> _Aim of the exercise_:
Check each line for the word "that" and give how many have it. Say nothing else.

Data excerpts
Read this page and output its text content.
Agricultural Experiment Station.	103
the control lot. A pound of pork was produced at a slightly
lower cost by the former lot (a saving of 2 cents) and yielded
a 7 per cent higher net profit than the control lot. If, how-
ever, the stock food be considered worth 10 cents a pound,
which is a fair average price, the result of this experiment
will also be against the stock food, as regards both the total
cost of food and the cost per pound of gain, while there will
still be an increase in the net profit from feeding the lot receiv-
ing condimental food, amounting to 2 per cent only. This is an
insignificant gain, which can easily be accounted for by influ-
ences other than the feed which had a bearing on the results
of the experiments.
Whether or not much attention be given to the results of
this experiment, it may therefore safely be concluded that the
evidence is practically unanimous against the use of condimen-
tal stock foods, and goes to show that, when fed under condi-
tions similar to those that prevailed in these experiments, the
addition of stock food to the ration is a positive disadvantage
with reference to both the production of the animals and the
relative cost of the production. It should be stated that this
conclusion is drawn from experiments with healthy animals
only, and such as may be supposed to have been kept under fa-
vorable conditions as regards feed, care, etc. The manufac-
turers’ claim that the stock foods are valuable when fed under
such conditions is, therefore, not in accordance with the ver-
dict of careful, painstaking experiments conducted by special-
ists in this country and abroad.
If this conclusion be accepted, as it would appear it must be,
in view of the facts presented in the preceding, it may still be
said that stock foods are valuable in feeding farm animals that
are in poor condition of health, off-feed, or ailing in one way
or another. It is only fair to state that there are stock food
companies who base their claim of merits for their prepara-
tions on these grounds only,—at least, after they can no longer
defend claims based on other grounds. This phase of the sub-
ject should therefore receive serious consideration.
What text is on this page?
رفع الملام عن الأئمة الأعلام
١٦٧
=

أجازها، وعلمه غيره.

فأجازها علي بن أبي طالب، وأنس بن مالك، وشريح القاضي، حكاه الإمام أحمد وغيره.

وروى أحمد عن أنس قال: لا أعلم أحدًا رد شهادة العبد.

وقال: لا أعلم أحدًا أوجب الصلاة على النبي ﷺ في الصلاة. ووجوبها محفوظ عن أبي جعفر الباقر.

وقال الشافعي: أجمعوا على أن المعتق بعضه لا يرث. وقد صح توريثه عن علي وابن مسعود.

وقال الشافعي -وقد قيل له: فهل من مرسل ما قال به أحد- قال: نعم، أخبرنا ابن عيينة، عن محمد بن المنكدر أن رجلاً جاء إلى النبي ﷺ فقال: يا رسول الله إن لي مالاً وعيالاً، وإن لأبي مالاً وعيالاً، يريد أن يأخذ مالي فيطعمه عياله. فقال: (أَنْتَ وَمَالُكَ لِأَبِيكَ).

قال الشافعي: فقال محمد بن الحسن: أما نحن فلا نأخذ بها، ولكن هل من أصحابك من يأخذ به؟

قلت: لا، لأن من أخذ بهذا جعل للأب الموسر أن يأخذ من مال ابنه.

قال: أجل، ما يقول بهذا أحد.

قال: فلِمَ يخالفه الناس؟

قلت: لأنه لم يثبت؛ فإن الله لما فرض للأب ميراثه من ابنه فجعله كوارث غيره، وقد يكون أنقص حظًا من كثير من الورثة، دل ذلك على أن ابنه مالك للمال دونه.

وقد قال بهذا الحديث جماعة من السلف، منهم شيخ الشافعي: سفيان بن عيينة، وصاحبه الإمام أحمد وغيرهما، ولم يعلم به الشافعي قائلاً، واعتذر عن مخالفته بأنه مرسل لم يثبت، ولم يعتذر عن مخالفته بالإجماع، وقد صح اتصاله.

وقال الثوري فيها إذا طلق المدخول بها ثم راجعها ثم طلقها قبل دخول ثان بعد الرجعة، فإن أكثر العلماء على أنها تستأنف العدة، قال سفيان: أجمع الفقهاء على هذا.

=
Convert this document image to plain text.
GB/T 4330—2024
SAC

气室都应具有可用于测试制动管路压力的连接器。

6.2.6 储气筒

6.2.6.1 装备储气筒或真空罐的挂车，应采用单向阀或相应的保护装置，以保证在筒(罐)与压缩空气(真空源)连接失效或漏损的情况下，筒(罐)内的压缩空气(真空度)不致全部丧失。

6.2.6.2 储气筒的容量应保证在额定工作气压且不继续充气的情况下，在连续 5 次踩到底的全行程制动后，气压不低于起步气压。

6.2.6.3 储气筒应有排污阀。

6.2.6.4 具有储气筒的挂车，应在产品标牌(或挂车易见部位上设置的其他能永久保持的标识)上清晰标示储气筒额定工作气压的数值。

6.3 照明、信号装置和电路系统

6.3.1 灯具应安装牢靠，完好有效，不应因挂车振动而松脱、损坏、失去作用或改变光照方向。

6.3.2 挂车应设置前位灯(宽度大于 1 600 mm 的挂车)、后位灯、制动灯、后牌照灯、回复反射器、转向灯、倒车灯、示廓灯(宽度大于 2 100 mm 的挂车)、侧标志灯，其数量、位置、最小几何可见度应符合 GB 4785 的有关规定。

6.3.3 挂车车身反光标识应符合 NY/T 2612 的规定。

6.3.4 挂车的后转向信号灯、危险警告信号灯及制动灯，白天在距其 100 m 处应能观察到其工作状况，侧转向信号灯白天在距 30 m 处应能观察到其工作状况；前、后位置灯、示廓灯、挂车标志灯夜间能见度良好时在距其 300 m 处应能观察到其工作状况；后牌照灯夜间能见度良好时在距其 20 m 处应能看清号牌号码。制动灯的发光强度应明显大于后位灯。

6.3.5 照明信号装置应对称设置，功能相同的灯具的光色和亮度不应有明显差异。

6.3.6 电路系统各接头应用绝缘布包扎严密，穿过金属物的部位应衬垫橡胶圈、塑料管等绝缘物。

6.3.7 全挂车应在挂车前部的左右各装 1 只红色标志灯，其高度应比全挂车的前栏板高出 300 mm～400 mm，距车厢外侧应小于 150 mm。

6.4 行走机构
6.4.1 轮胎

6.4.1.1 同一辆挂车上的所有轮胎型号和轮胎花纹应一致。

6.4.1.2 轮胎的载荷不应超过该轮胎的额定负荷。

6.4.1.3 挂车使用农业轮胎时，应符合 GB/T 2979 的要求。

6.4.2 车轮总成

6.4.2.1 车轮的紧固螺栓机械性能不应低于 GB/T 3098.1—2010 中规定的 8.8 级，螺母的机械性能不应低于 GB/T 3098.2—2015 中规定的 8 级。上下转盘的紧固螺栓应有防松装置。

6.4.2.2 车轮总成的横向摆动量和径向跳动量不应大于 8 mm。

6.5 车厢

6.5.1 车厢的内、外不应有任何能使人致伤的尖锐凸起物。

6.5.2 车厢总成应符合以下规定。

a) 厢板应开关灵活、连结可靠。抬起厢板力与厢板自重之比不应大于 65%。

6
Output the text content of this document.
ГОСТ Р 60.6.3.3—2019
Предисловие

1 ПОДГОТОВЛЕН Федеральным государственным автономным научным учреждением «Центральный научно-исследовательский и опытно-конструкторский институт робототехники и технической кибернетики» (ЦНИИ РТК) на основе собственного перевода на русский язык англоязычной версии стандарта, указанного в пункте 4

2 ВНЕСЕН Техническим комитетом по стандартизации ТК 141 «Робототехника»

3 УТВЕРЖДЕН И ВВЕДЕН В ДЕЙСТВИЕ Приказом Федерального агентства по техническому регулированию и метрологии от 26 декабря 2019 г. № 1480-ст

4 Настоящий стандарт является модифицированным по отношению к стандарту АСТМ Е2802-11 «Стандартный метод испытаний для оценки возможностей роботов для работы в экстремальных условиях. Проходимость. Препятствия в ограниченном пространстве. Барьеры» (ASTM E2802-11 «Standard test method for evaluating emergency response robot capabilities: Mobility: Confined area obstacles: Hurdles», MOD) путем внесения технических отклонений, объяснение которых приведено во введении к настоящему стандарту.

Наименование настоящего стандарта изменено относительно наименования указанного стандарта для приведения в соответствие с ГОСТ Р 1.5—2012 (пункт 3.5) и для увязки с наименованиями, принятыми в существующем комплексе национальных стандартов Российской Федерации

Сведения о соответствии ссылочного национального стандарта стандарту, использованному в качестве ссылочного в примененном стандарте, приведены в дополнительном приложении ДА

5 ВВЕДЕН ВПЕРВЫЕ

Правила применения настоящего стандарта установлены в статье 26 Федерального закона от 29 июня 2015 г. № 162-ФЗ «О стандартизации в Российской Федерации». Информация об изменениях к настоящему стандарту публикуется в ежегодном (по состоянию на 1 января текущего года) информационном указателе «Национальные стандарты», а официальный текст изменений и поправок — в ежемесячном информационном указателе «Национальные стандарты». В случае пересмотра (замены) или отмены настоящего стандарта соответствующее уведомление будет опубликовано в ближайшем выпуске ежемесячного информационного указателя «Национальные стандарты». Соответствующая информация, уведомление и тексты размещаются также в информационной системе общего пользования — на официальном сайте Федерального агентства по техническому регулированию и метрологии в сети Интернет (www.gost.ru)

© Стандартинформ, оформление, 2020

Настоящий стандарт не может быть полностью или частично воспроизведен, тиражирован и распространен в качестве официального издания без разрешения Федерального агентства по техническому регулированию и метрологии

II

> _Complete output_:
7